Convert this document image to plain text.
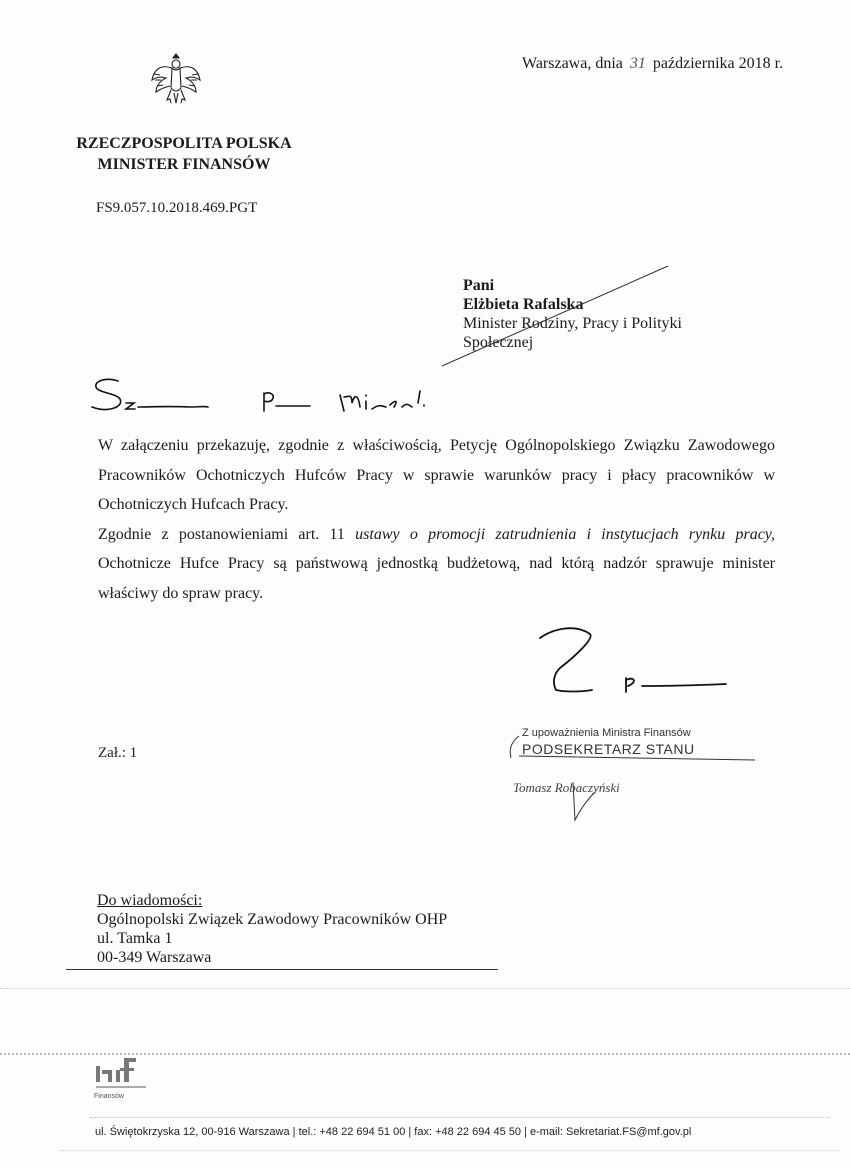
Warszawa, dnia 31 października 2018 r.
RZECZPOSPOLITA POLSKA
MINISTER FINANSÓW
FS9.057.10.2018.469.PGT
Pani
Elżbieta Rafalska
Minister Rodziny, Pracy i Polityki
Społecznej

W załączeniu przekazuję, zgodnie z właściwością, Petycję Ogólnopolskiego Związku Zawodowego Pracowników Ochotniczych Hufców Pracy w sprawie warunków pracy i płacy pracowników w Ochotniczych Hufcach Pracy.

Zgodnie z postanowieniami art. 11 ustawy o promocji zatrudnienia i instytucjach rynku pracy, Ochotnicze Hufce Pracy są państwową jednostką budżetową, nad którą nadzór sprawuje minister właściwy do spraw pracy.

Z upoważnienia Ministra Finansów
PODSEKRETARZ STANU
Tomasz Robaczyński
Zał.: 1
Do wiadomości:
Ogólnopolski Związek Zawodowy Pracowników OHP
ul. Tamka 1
00-349 Warszawa
Finansów
ul. Świętokrzyska 12, 00-916 Warszawa | tel.: +48 22 694 51 00 | fax: +48 22 694 45 50 | e-mail: Sekretariat.FS@mf.gov.pl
=====
# What is needed
Check each line of the entries above for the word "Pracowników". List the ones that have it.

# Correct output
W załączeniu przekazuję, zgodnie z właściwością, Petycję Ogólnopolskiego Związku Zawodowego Pracowników Ochotniczych Hufców Pracy w sprawie warunków pracy i płacy pracowników w Ochotniczych Hufcach Pracy.
Ogólnopolski Związek Zawodowy Pracowników OHP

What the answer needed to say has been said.